**Input data**
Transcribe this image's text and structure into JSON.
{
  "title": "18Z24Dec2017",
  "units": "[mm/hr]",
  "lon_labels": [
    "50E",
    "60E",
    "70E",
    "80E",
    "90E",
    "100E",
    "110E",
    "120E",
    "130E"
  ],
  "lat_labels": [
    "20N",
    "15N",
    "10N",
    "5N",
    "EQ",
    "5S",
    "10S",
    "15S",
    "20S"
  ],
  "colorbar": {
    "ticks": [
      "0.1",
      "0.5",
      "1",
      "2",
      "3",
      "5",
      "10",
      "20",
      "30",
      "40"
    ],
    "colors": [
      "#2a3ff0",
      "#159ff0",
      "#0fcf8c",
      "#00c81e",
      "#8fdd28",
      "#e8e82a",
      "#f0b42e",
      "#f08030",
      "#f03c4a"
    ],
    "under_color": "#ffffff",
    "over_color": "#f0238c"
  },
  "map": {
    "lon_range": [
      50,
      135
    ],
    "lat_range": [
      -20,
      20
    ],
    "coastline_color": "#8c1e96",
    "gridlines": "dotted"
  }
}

==

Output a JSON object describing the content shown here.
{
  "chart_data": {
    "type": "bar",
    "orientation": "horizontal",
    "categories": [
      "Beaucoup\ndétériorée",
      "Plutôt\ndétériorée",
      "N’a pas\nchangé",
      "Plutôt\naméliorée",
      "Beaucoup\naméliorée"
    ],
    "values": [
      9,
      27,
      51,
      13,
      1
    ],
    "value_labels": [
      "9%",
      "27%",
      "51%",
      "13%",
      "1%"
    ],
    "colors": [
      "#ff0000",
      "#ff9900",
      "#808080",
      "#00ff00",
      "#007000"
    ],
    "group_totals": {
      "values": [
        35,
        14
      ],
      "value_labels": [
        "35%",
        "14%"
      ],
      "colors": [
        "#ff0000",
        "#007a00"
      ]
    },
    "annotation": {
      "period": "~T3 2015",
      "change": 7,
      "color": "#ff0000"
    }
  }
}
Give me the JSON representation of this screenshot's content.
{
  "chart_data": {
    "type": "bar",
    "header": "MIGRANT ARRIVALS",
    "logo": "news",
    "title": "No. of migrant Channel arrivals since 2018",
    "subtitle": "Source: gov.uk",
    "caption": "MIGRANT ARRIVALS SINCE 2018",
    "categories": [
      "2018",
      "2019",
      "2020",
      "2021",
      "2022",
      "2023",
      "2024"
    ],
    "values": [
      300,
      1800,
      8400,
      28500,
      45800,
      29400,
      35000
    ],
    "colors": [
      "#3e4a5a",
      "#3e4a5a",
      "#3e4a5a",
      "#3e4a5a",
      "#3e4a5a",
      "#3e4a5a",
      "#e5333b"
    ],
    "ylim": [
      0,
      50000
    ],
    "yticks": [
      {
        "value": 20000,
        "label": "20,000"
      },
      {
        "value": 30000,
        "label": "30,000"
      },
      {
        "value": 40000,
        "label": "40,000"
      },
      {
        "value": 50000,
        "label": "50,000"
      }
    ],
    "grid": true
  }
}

**What you should do**
Which lines contain "this"? Copy each of them.

**Answer to the problem**
Transcribe this image's text and structure into JSON.
Give me the JSON representation of this screenshot's content.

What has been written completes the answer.